Dataset items
[start]
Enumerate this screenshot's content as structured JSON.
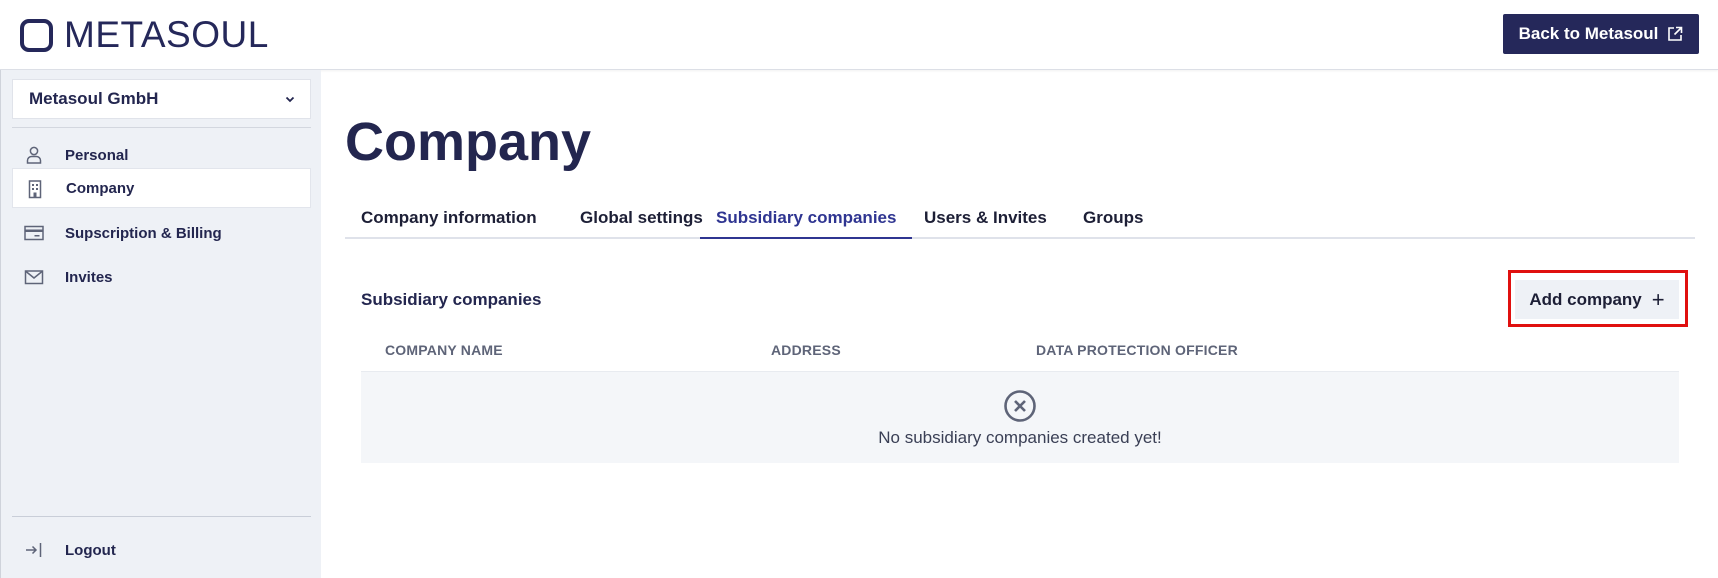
{
  "header": {
    "logo_text": "METASOUL",
    "back_button_label": "Back to Metasoul"
  },
  "sidebar": {
    "company_select_value": "Metasoul GmbH",
    "items": [
      {
        "label": "Personal",
        "icon": "person-icon",
        "active": false
      },
      {
        "label": "Company",
        "icon": "building-icon",
        "active": true
      },
      {
        "label": "Supscription & Billing",
        "icon": "credit-card-icon",
        "active": false
      },
      {
        "label": "Invites",
        "icon": "envelope-icon",
        "active": false
      }
    ],
    "logout_label": "Logout"
  },
  "main": {
    "title": "Company",
    "tabs": [
      {
        "label": "Company information",
        "active": false
      },
      {
        "label": "Global settings",
        "active": false
      },
      {
        "label": "Subsidiary companies",
        "active": true
      },
      {
        "label": "Users & Invites",
        "active": false
      },
      {
        "label": "Groups",
        "active": false
      }
    ],
    "section_title": "Subsidiary companies",
    "add_button_label": "Add company",
    "table": {
      "columns": [
        "COMPANY NAME",
        "ADDRESS",
        "DATA PROTECTION OFFICER"
      ],
      "empty_message": "No subsidiary companies created yet!"
    }
  },
  "colors": {
    "brand": "#25285a",
    "active_tab": "#2f3591",
    "sidebar_bg": "#eef1f6",
    "highlight": "#e0100f"
  }
}
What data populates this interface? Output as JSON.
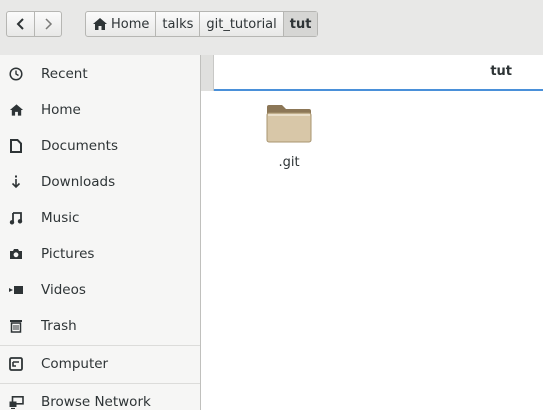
[end]
**Set problem**
Copy the material above in full and exactly, skipping pictures.

**Result below**
Enumerate this screenshot's content as structured JSON.
{
  "header": {
    "logo_text": "METASOUL",
    "back_button_label": "Back to Metasoul"
  },
  "sidebar": {
    "company_select_value": "Metasoul GmbH",
    "items": [
      {
        "label": "Personal",
        "icon": "person-icon",
        "active": false
      },
      {
        "label": "Company",
        "icon": "building-icon",
        "active": true
      },
      {
        "label": "Supscription & Billing",
        "icon": "credit-card-icon",
        "active": false
      },
      {
        "label": "Invites",
        "icon": "envelope-icon",
        "active": false
      }
    ],
    "logout_label": "Logout"
  },
  "main": {
    "title": "Company",
    "tabs": [
      {
        "label": "Company information",
        "active": false
      },
      {
        "label": "Global settings",
        "active": false
      },
      {
        "label": "Subsidiary companies",
        "active": true
      },
      {
        "label": "Users & Invites",
        "active": false
      },
      {
        "label": "Groups",
        "active": false
      }
    ],
    "section_title": "Subsidiary companies",
    "add_button_label": "Add company",
    "table": {
      "columns": [
        "COMPANY NAME",
        "ADDRESS",
        "DATA PROTECTION OFFICER"
      ],
      "empty_message": "No subsidiary companies created yet!"
    }
  },
  "colors": {
    "brand": "#25285a",
    "active_tab": "#2f3591",
    "sidebar_bg": "#eef1f6",
    "highlight": "#e0100f"
  }
}
What data populates this interface? Output as JSON.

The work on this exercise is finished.